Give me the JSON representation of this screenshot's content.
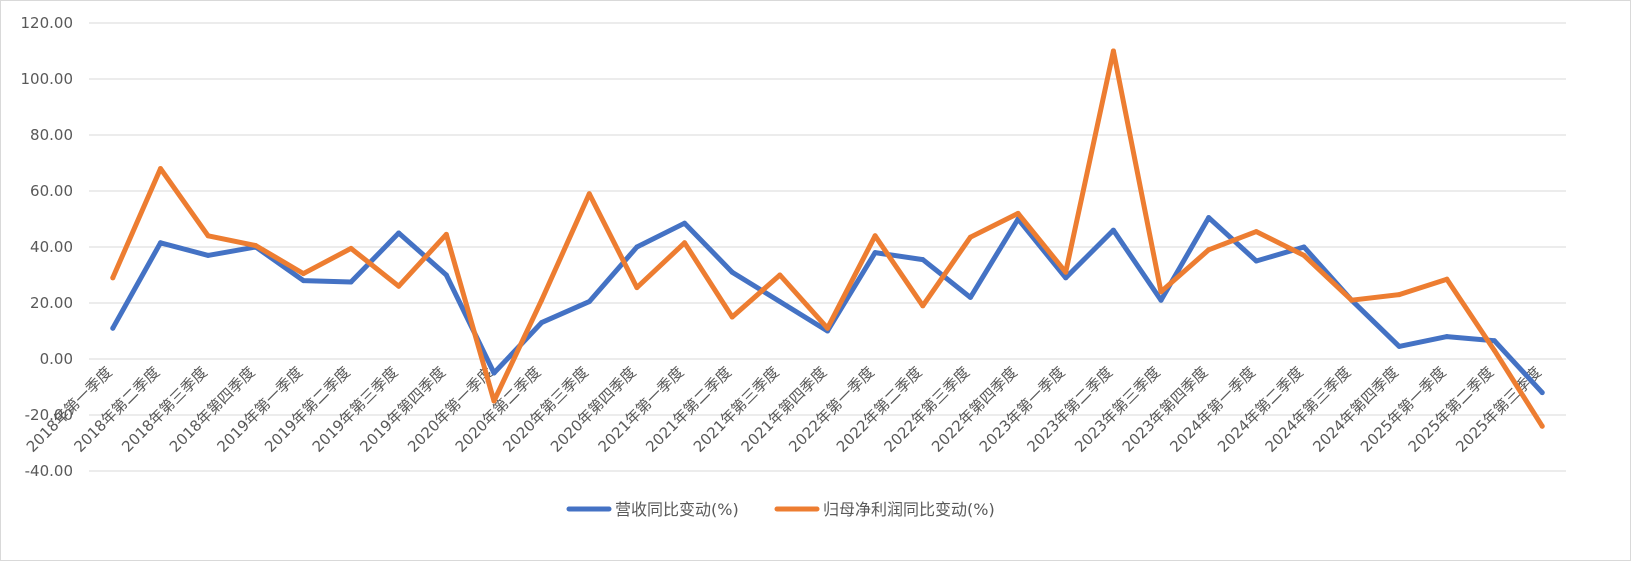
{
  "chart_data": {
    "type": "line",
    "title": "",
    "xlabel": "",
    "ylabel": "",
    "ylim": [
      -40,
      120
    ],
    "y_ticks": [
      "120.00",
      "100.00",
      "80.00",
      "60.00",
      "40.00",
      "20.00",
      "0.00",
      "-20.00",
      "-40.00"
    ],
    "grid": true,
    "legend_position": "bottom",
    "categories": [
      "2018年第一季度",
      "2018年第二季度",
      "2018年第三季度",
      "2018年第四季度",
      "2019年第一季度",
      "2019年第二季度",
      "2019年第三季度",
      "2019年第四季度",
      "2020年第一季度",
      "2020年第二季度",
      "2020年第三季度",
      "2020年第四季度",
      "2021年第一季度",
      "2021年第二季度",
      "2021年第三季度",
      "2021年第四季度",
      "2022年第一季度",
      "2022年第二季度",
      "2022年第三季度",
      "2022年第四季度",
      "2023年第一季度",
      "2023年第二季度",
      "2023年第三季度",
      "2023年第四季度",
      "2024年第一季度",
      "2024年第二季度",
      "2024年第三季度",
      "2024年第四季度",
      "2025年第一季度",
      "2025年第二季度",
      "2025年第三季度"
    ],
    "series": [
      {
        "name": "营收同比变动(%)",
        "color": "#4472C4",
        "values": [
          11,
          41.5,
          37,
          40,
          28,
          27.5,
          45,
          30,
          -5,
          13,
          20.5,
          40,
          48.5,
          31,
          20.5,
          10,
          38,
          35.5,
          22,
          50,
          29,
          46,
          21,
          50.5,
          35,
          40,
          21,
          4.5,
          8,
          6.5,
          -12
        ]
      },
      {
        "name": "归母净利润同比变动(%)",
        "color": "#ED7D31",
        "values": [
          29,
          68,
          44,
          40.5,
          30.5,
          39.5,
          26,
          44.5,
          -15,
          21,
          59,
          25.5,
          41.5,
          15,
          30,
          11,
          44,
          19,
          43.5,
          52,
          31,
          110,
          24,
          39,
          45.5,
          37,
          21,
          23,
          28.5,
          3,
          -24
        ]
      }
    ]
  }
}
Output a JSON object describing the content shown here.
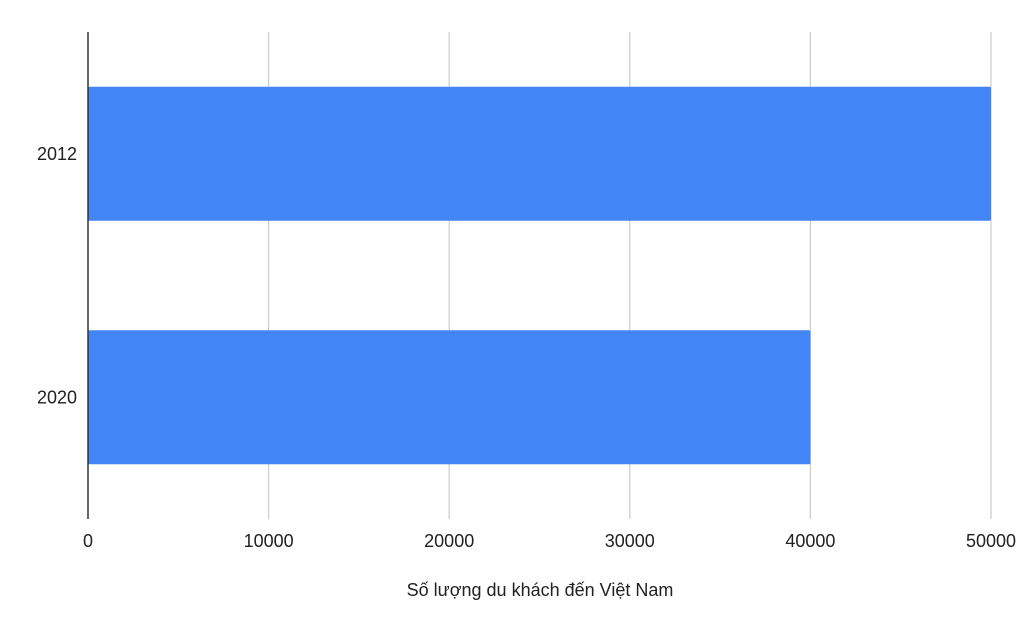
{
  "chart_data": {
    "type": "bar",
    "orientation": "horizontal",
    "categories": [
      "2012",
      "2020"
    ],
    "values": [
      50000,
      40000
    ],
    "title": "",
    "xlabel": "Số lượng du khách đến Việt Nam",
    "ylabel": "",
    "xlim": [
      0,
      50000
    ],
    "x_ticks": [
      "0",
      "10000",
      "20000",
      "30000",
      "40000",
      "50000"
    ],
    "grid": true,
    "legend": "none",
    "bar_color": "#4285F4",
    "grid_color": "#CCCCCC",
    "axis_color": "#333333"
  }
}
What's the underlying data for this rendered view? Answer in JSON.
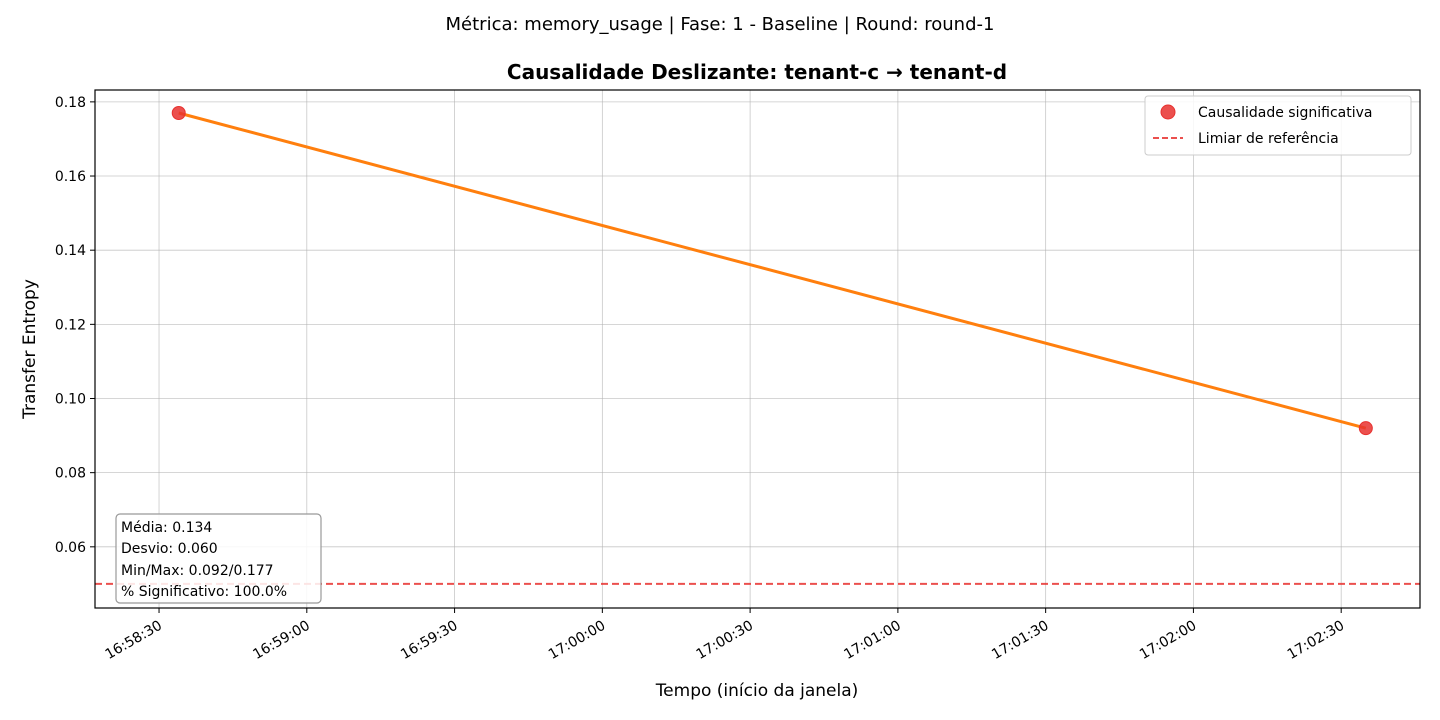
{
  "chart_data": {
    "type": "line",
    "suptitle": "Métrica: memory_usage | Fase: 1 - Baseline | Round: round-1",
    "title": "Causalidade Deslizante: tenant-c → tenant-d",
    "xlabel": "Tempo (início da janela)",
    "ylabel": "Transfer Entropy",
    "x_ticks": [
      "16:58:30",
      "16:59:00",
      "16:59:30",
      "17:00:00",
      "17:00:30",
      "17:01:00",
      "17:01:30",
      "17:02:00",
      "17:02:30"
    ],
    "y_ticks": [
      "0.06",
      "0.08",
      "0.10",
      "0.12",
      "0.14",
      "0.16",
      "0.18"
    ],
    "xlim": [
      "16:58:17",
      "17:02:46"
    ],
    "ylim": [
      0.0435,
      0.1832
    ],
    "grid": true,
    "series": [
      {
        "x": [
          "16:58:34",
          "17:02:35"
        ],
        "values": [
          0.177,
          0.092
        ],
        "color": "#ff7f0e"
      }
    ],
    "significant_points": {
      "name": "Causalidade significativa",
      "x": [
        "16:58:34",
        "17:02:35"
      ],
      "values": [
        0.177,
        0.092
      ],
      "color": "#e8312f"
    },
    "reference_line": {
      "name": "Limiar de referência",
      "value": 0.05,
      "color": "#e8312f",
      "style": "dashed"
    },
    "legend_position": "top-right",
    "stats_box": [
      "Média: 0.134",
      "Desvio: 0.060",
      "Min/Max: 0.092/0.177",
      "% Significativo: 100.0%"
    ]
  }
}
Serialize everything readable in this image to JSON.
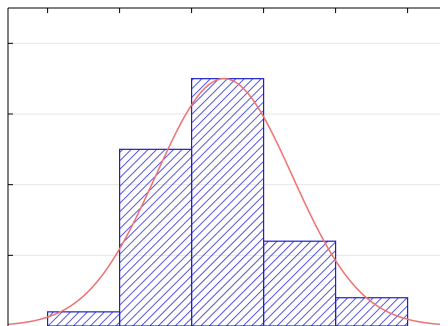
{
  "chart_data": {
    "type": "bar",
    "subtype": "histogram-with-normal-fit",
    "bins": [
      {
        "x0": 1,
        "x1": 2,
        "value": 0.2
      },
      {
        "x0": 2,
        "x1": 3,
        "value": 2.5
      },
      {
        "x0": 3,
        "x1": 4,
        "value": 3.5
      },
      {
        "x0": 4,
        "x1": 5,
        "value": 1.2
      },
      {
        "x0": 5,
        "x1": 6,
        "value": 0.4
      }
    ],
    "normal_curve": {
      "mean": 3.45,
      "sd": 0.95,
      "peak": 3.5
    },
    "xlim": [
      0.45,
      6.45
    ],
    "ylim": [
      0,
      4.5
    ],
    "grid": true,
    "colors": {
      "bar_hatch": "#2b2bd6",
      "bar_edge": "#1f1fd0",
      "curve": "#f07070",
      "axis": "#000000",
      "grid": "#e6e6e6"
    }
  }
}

* [Instructions to follow]:
Your output should consist solely of the lines from the line containing "Serialize everything readable" through the end of the data above, copied exactly, with images removed.

* [Output below]:
Serialize everything readable in this image to JSON.
{
  "chart_data": {
    "type": "bar",
    "subtype": "histogram-with-normal-fit",
    "bins": [
      {
        "x0": 1,
        "x1": 2,
        "value": 0.2
      },
      {
        "x0": 2,
        "x1": 3,
        "value": 2.5
      },
      {
        "x0": 3,
        "x1": 4,
        "value": 3.5
      },
      {
        "x0": 4,
        "x1": 5,
        "value": 1.2
      },
      {
        "x0": 5,
        "x1": 6,
        "value": 0.4
      }
    ],
    "normal_curve": {
      "mean": 3.45,
      "sd": 0.95,
      "peak": 3.5
    },
    "xlim": [
      0.45,
      6.45
    ],
    "ylim": [
      0,
      4.5
    ],
    "grid": true,
    "colors": {
      "bar_hatch": "#2b2bd6",
      "bar_edge": "#1f1fd0",
      "curve": "#f07070",
      "axis": "#000000",
      "grid": "#e6e6e6"
    }
  }
}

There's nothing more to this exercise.